What is asked: In the material below, list every line carrying the string "display".

The records:

##########

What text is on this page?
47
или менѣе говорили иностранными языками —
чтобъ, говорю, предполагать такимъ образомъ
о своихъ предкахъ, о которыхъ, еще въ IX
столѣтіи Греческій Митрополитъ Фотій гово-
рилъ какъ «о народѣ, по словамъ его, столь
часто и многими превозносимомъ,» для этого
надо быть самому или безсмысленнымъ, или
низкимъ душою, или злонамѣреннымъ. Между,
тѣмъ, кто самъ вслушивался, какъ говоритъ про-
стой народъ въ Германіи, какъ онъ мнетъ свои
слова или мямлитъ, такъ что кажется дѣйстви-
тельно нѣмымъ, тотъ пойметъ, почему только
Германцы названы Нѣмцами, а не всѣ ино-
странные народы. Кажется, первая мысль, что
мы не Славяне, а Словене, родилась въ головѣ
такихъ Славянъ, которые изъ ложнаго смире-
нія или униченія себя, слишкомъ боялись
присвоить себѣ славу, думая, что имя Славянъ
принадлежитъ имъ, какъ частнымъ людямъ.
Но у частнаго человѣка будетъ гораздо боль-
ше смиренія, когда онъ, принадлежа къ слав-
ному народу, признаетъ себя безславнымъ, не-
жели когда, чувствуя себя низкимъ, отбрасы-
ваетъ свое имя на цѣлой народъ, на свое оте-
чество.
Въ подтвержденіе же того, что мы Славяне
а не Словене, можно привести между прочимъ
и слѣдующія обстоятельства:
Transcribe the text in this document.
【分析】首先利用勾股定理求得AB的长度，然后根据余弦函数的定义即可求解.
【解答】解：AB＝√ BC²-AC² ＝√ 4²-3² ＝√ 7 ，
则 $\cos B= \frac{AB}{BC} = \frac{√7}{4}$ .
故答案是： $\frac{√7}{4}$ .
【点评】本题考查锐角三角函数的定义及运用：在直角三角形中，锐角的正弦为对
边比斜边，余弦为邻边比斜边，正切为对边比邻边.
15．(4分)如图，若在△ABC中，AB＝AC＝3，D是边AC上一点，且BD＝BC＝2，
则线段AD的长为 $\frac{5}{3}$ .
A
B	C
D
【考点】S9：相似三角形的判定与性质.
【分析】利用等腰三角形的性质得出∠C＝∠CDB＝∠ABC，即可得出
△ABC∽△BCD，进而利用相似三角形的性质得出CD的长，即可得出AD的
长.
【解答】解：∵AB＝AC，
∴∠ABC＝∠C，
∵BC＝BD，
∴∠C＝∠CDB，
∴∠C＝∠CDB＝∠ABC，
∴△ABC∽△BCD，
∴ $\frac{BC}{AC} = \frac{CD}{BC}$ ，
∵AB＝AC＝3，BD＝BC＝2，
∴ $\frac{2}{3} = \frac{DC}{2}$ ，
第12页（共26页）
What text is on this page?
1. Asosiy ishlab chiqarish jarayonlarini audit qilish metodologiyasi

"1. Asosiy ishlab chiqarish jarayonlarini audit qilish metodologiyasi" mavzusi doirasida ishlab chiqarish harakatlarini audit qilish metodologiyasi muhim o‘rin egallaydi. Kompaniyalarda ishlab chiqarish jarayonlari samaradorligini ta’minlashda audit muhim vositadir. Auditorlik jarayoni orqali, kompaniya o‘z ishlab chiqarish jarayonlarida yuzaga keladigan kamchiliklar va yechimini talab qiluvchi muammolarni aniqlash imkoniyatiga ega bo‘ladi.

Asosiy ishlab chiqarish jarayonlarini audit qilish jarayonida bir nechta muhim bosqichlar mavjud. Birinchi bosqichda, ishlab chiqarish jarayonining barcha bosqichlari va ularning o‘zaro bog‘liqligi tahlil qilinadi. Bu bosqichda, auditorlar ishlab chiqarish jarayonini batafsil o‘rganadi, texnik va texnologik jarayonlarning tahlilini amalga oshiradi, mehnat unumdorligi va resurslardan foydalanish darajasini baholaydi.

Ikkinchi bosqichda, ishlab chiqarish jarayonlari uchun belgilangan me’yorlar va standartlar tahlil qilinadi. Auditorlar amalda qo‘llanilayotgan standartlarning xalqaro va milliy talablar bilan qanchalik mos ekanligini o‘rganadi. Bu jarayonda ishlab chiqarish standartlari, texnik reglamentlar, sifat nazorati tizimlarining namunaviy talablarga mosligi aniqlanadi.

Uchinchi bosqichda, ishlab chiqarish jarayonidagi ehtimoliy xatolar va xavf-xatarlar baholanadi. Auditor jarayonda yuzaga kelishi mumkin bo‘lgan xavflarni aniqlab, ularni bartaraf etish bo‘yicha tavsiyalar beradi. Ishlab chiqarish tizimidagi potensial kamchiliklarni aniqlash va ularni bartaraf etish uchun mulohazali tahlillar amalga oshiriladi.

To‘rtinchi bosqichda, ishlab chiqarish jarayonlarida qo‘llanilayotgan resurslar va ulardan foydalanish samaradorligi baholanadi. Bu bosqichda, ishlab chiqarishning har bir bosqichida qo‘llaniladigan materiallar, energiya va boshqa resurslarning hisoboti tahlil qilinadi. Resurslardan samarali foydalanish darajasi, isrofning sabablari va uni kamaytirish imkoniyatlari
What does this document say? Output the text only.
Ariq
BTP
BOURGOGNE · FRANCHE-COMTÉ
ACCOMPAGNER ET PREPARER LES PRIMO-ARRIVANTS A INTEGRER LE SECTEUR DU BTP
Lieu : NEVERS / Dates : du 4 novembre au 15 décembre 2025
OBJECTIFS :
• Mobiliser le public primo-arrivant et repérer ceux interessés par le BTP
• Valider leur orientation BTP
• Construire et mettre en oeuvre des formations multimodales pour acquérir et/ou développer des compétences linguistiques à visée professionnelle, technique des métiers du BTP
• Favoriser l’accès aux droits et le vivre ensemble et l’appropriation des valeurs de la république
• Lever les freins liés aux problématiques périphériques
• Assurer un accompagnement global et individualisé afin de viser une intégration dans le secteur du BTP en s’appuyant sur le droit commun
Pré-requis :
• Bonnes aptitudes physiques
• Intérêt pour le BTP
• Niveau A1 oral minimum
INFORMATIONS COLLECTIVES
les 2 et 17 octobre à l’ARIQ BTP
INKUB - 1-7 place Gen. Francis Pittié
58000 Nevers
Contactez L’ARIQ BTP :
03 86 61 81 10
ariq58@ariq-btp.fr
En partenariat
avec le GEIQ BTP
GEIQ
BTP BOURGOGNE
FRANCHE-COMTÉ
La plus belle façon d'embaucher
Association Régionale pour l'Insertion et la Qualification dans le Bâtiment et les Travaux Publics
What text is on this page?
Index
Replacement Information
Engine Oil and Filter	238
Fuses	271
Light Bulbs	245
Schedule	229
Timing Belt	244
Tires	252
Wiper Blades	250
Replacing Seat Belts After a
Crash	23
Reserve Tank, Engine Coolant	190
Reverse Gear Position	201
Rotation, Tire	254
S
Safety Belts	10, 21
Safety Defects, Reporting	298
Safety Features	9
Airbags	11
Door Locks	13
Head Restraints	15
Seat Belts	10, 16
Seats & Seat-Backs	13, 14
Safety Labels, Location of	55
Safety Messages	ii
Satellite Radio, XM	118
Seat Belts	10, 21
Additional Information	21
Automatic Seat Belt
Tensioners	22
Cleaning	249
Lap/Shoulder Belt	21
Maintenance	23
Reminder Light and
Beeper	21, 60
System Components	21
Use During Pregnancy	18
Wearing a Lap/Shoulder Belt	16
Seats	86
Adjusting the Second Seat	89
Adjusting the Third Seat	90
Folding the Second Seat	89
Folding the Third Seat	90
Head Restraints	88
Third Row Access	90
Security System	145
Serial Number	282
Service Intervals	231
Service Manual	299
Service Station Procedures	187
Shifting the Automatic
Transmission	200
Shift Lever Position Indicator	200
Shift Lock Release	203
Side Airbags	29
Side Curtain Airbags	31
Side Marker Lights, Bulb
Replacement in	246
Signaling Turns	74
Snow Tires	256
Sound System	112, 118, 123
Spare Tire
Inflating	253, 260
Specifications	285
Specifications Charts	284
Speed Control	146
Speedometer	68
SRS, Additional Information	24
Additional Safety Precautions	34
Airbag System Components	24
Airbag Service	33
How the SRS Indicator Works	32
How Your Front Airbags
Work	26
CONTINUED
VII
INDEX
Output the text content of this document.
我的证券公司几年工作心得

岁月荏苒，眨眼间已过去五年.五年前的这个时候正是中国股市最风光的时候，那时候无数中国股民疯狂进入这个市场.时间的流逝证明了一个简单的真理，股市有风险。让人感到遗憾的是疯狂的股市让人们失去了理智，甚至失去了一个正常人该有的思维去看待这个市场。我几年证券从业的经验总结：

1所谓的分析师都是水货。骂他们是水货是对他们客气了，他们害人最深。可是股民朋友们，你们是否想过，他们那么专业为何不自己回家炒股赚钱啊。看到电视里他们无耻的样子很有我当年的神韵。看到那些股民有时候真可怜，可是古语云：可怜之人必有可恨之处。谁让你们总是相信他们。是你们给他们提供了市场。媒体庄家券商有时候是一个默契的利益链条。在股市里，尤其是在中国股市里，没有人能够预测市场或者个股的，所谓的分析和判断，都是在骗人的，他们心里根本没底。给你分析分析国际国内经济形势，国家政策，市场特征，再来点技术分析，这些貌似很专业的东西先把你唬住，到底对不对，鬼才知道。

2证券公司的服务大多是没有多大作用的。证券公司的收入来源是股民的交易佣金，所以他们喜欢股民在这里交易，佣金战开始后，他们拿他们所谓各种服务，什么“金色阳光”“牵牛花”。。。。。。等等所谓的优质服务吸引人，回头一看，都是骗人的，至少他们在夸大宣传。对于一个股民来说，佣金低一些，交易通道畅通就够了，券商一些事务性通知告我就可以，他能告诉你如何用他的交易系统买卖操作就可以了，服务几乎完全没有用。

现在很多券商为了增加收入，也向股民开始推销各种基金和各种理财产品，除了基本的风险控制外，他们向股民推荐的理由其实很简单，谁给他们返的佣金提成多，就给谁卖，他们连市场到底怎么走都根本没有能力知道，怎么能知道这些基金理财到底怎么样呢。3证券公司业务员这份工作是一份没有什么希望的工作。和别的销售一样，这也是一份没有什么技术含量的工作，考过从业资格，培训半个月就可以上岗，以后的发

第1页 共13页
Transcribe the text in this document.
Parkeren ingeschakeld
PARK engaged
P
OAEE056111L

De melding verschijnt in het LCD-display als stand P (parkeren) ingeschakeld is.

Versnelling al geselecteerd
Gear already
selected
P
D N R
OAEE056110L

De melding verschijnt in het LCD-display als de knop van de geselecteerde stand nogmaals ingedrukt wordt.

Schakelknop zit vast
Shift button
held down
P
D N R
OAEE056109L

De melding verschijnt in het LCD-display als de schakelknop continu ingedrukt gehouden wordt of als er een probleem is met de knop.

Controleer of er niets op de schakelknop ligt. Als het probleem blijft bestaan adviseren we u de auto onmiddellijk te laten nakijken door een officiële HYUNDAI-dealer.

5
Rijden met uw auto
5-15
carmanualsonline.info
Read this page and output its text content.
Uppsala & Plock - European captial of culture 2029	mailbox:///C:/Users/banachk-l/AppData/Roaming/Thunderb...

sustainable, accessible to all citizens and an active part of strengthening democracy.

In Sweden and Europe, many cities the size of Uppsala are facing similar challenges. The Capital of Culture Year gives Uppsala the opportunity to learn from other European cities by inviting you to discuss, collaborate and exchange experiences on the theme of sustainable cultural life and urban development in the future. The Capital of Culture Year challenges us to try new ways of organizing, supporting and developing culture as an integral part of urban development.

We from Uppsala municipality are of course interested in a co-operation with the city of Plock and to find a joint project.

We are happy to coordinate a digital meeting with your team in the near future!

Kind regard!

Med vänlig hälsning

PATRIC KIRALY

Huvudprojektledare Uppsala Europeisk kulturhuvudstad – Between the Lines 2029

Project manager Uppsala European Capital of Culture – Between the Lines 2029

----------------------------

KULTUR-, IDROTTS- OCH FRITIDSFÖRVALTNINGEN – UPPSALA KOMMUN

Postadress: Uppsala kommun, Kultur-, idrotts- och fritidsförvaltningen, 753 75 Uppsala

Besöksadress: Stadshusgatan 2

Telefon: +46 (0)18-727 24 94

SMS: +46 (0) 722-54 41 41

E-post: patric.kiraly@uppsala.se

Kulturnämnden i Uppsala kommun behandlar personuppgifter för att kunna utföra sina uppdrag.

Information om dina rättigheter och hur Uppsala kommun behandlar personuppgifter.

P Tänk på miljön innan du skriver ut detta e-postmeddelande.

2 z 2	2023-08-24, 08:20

##########

Solved problem:
De melding verschijnt in het LCD-display als stand P (parkeren) ingeschakeld is.
De melding verschijnt in het LCD-display als de knop van de geselecteerde stand nogmaals ingedrukt wordt.
De melding verschijnt in het LCD-display als de schakelknop continu ingedrukt gehouden wordt of als er een probleem is met de knop.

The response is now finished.